Records:
>> START
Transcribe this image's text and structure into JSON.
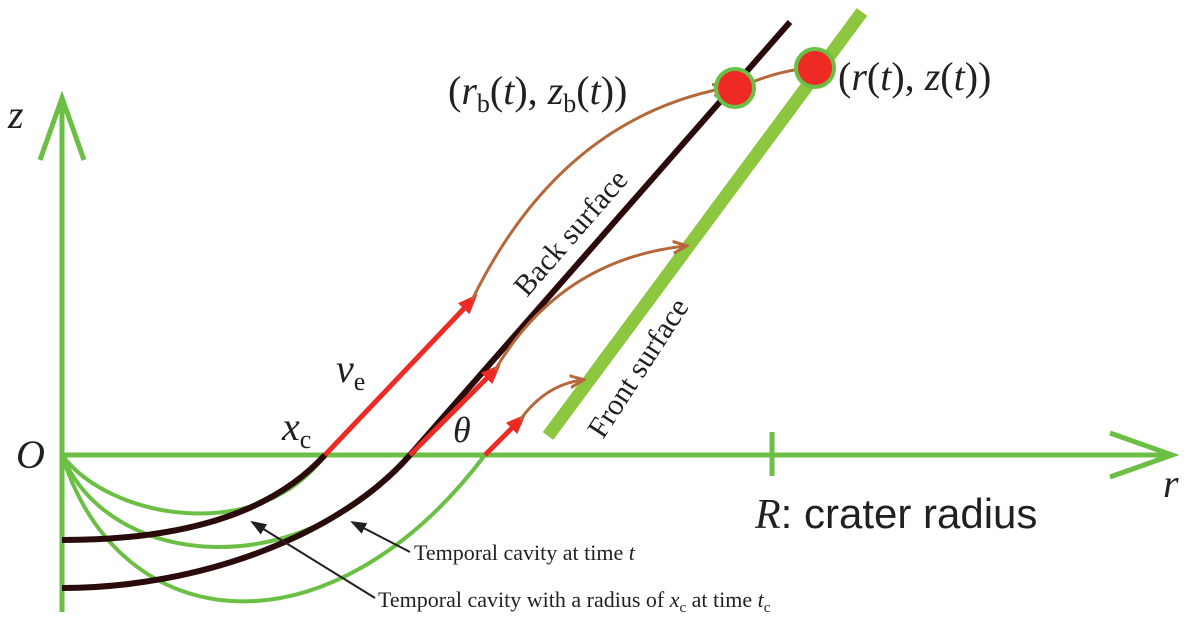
{
  "axes": {
    "z": "z",
    "r": "r",
    "origin": "O"
  },
  "point_back": {
    "parts": [
      "(",
      "r",
      "b",
      "(",
      "t",
      "), ",
      "z",
      "b",
      "(",
      "t",
      "))"
    ]
  },
  "point_front": {
    "parts": [
      "(",
      "r",
      "(",
      "t",
      "), ",
      "z",
      "(",
      "t",
      "))"
    ]
  },
  "velocity": {
    "symbol": "v",
    "subscript": "e"
  },
  "cavity_radius": {
    "symbol": "x",
    "subscript": "c"
  },
  "angle": "θ",
  "back_surface": "Back surface",
  "front_surface": "Front surface",
  "crater": {
    "symbol": "R",
    "text": ": crater radius"
  },
  "annotation_t": {
    "text": "Temporal cavity at time ",
    "var": "t"
  },
  "annotation_tc": {
    "text": "Temporal cavity with a radius of ",
    "var": "x",
    "sub": "c",
    "mid": " at time ",
    "var2": "t",
    "sub2": "c"
  }
}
>> END
Brief: Each line that holds the word "time" should be extracted from the records.

Solution to this problem:
    "text": "Temporal cavity at time ",
    "mid": " at time ",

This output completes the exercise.